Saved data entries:
::::

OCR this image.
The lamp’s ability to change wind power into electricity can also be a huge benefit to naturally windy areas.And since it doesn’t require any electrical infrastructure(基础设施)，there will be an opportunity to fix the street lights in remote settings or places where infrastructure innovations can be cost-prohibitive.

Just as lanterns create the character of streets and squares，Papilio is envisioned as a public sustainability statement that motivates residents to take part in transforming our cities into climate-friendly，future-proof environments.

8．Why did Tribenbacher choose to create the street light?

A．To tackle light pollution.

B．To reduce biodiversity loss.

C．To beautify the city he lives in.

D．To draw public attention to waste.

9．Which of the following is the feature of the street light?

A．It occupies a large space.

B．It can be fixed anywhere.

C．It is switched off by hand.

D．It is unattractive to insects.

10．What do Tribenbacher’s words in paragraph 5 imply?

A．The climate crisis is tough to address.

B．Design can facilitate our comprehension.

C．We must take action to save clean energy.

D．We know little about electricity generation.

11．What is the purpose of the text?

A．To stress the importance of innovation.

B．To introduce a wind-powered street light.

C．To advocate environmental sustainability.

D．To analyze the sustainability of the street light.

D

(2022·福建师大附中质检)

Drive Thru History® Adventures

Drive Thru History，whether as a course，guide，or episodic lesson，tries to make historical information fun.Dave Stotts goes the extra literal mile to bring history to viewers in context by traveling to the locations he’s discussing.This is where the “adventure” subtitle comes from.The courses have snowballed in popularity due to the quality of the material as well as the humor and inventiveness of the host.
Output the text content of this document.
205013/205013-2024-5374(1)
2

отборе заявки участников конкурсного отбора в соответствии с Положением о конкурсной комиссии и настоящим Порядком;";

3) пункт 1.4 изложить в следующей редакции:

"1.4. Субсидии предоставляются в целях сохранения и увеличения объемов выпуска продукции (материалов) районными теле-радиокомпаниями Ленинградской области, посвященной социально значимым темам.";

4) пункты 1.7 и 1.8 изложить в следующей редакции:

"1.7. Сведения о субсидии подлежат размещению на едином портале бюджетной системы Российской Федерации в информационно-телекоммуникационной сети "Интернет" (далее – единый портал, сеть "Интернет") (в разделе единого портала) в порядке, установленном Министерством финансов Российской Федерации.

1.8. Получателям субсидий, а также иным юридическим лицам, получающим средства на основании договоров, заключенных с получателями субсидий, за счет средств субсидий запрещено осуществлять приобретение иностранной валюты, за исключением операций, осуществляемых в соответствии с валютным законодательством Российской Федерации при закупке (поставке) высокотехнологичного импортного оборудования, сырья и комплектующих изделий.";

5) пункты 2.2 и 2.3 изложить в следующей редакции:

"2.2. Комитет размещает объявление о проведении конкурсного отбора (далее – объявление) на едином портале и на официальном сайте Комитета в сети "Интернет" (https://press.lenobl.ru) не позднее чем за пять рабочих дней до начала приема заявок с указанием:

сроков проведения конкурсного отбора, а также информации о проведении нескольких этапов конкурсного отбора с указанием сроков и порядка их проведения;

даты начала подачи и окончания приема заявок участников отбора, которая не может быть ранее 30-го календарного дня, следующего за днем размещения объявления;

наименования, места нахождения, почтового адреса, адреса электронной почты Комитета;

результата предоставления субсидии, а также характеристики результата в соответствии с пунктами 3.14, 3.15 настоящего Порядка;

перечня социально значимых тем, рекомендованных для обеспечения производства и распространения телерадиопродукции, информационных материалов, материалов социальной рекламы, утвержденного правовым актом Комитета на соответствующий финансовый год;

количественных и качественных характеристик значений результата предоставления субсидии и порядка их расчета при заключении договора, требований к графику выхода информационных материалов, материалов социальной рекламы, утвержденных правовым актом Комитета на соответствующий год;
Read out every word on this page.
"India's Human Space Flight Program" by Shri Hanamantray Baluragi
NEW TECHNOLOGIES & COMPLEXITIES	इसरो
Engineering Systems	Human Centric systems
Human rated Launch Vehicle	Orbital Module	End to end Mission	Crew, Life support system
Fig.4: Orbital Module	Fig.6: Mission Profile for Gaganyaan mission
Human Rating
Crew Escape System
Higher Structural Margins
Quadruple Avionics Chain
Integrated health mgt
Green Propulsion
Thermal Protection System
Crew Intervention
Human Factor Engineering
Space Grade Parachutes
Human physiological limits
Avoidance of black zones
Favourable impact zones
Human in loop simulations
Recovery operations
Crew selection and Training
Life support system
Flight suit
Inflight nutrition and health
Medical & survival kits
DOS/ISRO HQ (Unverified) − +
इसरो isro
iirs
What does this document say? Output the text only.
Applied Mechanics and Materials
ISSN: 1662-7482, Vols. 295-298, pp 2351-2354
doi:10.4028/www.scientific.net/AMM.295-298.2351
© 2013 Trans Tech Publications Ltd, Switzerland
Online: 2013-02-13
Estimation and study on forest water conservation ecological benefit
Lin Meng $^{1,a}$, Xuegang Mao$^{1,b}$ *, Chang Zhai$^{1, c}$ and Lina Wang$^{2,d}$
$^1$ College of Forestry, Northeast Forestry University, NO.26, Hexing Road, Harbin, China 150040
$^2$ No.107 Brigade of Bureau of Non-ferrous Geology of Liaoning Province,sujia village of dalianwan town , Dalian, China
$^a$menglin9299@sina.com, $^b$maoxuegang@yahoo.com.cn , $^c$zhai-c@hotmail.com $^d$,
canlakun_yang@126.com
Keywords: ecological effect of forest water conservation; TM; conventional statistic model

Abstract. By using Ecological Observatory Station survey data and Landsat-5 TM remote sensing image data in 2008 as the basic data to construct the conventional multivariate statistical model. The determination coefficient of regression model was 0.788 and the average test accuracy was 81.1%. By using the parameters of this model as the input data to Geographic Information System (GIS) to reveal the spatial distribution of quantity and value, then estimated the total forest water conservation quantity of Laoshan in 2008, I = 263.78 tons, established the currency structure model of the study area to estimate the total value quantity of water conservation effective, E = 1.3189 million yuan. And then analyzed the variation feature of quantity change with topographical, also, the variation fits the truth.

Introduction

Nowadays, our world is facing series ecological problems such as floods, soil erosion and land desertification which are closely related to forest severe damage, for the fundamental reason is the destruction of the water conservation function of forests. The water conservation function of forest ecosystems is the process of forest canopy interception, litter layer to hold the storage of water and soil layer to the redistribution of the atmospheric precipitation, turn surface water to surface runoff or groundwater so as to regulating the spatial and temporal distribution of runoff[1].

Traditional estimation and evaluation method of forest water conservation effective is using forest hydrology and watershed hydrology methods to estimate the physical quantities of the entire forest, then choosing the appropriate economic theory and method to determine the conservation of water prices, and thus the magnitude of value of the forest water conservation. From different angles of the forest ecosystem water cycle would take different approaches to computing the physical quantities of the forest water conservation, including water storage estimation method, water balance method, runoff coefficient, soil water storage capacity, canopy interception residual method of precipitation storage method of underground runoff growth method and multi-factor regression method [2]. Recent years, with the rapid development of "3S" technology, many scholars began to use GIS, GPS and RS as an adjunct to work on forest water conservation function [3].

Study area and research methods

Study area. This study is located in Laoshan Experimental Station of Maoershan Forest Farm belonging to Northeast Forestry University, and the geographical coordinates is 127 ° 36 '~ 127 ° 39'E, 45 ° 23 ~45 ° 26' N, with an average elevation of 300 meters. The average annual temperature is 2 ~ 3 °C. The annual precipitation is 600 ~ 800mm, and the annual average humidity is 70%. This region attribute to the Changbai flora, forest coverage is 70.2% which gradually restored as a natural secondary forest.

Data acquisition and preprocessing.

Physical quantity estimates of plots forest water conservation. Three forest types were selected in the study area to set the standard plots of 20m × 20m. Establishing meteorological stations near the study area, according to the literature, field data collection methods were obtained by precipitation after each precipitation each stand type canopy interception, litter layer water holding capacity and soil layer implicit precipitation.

::::

_What to work on_. Reproduce the complete data exactly as presented above.

_Solution for this exercise_.
OCR this image.
The lamp’s ability to change wind power into electricity can also be a huge benefit to naturally windy areas.And since it doesn’t require any electrical infrastructure(基础设施)，there will be an opportunity to fix the street lights in remote settings or places where infrastructure innovations can be cost-prohibitive.

Just as lanterns create the character of streets and squares，Papilio is envisioned as a public sustainability statement that motivates residents to take part in transforming our cities into climate-friendly，future-proof environments.

8．Why did Tribenbacher choose to create the street light?

A．To tackle light pollution.

B．To reduce biodiversity loss.

C．To beautify the city he lives in.

D．To draw public attention to waste.

9．Which of the following is the feature of the street light?

A．It occupies a large space.

B．It can be fixed anywhere.

C．It is switched off by hand.

D．It is unattractive to insects.

10．What do Tribenbacher’s words in paragraph 5 imply?

A．The climate crisis is tough to address.

B．Design can facilitate our comprehension.

C．We must take action to save clean energy.

D．We know little about electricity generation.

11．What is the purpose of the text?

A．To stress the importance of innovation.

B．To introduce a wind-powered street light.

C．To advocate environmental sustainability.

D．To analyze the sustainability of the street light.

D

(2022·福建师大附中质检)

Drive Thru History® Adventures

Drive Thru History，whether as a course，guide，or episodic lesson，tries to make historical information fun.Dave Stotts goes the extra literal mile to bring history to viewers in context by traveling to the locations he’s discussing.This is where the “adventure” subtitle comes from.The courses have snowballed in popularity due to the quality of the material as well as the humor and inventiveness of the host.
Output the text content of this document.
205013/205013-2024-5374(1)
2

отборе заявки участников конкурсного отбора в соответствии с Положением о конкурсной комиссии и настоящим Порядком;";

3) пункт 1.4 изложить в следующей редакции:

"1.4. Субсидии предоставляются в целях сохранения и увеличения объемов выпуска продукции (материалов) районными теле-радиокомпаниями Ленинградской области, посвященной социально значимым темам.";

4) пункты 1.7 и 1.8 изложить в следующей редакции:

"1.7. Сведения о субсидии подлежат размещению на едином портале бюджетной системы Российской Федерации в информационно-телекоммуникационной сети "Интернет" (далее – единый портал, сеть "Интернет") (в разделе единого портала) в порядке, установленном Министерством финансов Российской Федерации.

1.8. Получателям субсидий, а также иным юридическим лицам, получающим средства на основании договоров, заключенных с получателями субсидий, за счет средств субсидий запрещено осуществлять приобретение иностранной валюты, за исключением операций, осуществляемых в соответствии с валютным законодательством Российской Федерации при закупке (поставке) высокотехнологичного импортного оборудования, сырья и комплектующих изделий.";

5) пункты 2.2 и 2.3 изложить в следующей редакции:

"2.2. Комитет размещает объявление о проведении конкурсного отбора (далее – объявление) на едином портале и на официальном сайте Комитета в сети "Интернет" (https://press.lenobl.ru) не позднее чем за пять рабочих дней до начала приема заявок с указанием:

сроков проведения конкурсного отбора, а также информации о проведении нескольких этапов конкурсного отбора с указанием сроков и порядка их проведения;

даты начала подачи и окончания приема заявок участников отбора, которая не может быть ранее 30-го календарного дня, следующего за днем размещения объявления;

наименования, места нахождения, почтового адреса, адреса электронной почты Комитета;

результата предоставления субсидии, а также характеристики результата в соответствии с пунктами 3.14, 3.15 настоящего Порядка;

перечня социально значимых тем, рекомендованных для обеспечения производства и распространения телерадиопродукции, информационных материалов, материалов социальной рекламы, утвержденного правовым актом Комитета на соответствующий финансовый год;

количественных и качественных характеристик значений результата предоставления субсидии и порядка их расчета при заключении договора, требований к графику выхода информационных материалов, материалов социальной рекламы, утвержденных правовым актом Комитета на соответствующий год;
Read out every word on this page.
"India's Human Space Flight Program" by Shri Hanamantray Baluragi
NEW TECHNOLOGIES & COMPLEXITIES	इसरो
Engineering Systems	Human Centric systems
Human rated Launch Vehicle	Orbital Module	End to end Mission	Crew, Life support system
Fig.4: Orbital Module	Fig.6: Mission Profile for Gaganyaan mission
Human Rating
Crew Escape System
Higher Structural Margins
Quadruple Avionics Chain
Integrated health mgt
Green Propulsion
Thermal Protection System
Crew Intervention
Human Factor Engineering
Space Grade Parachutes
Human physiological limits
Avoidance of black zones
Favourable impact zones
Human in loop simulations
Recovery operations
Crew selection and Training
Life support system
Flight suit
Inflight nutrition and health
Medical & survival kits
DOS/ISRO HQ (Unverified) − +
इसरो isro
iirs
What does this document say? Output the text only.
Applied Mechanics and Materials
ISSN: 1662-7482, Vols. 295-298, pp 2351-2354
doi:10.4028/www.scientific.net/AMM.295-298.2351
© 2013 Trans Tech Publications Ltd, Switzerland
Online: 2013-02-13
Estimation and study on forest water conservation ecological benefit
Lin Meng $^{1,a}$, Xuegang Mao$^{1,b}$ *, Chang Zhai$^{1, c}$ and Lina Wang$^{2,d}$
$^1$ College of Forestry, Northeast Forestry University, NO.26, Hexing Road, Harbin, China 150040
$^2$ No.107 Brigade of Bureau of Non-ferrous Geology of Liaoning Province,sujia village of dalianwan town , Dalian, China
$^a$menglin9299@sina.com, $^b$maoxuegang@yahoo.com.cn , $^c$zhai-c@hotmail.com $^d$,
canlakun_yang@126.com
Keywords: ecological effect of forest water conservation; TM; conventional statistic model

Abstract. By using Ecological Observatory Station survey data and Landsat-5 TM remote sensing image data in 2008 as the basic data to construct the conventional multivariate statistical model. The determination coefficient of regression model was 0.788 and the average test accuracy was 81.1%. By using the parameters of this model as the input data to Geographic Information System (GIS) to reveal the spatial distribution of quantity and value, then estimated the total forest water conservation quantity of Laoshan in 2008, I = 263.78 tons, established the currency structure model of the study area to estimate the total value quantity of water conservation effective, E = 1.3189 million yuan. And then analyzed the variation feature of quantity change with topographical, also, the variation fits the truth.

Introduction

Nowadays, our world is facing series ecological problems such as floods, soil erosion and land desertification which are closely related to forest severe damage, for the fundamental reason is the destruction of the water conservation function of forests. The water conservation function of forest ecosystems is the process of forest canopy interception, litter layer to hold the storage of water and soil layer to the redistribution of the atmospheric precipitation, turn surface water to surface runoff or groundwater so as to regulating the spatial and temporal distribution of runoff[1].

Traditional estimation and evaluation method of forest water conservation effective is using forest hydrology and watershed hydrology methods to estimate the physical quantities of the entire forest, then choosing the appropriate economic theory and method to determine the conservation of water prices, and thus the magnitude of value of the forest water conservation. From different angles of the forest ecosystem water cycle would take different approaches to computing the physical quantities of the forest water conservation, including water storage estimation method, water balance method, runoff coefficient, soil water storage capacity, canopy interception residual method of precipitation storage method of underground runoff growth method and multi-factor regression method [2]. Recent years, with the rapid development of "3S" technology, many scholars began to use GIS, GPS and RS as an adjunct to work on forest water conservation function [3].

Study area and research methods

Study area. This study is located in Laoshan Experimental Station of Maoershan Forest Farm belonging to Northeast Forestry University, and the geographical coordinates is 127 ° 36 '~ 127 ° 39'E, 45 ° 23 ~45 ° 26' N, with an average elevation of 300 meters. The average annual temperature is 2 ~ 3 °C. The annual precipitation is 600 ~ 800mm, and the annual average humidity is 70%. This region attribute to the Changbai flora, forest coverage is 70.2% which gradually restored as a natural secondary forest.

Data acquisition and preprocessing.

Physical quantity estimates of plots forest water conservation. Three forest types were selected in the study area to set the standard plots of 20m × 20m. Establishing meteorological stations near the study area, according to the literature, field data collection methods were obtained by precipitation after each precipitation each stand type canopy interception, litter layer water holding capacity and soil layer implicit precipitation.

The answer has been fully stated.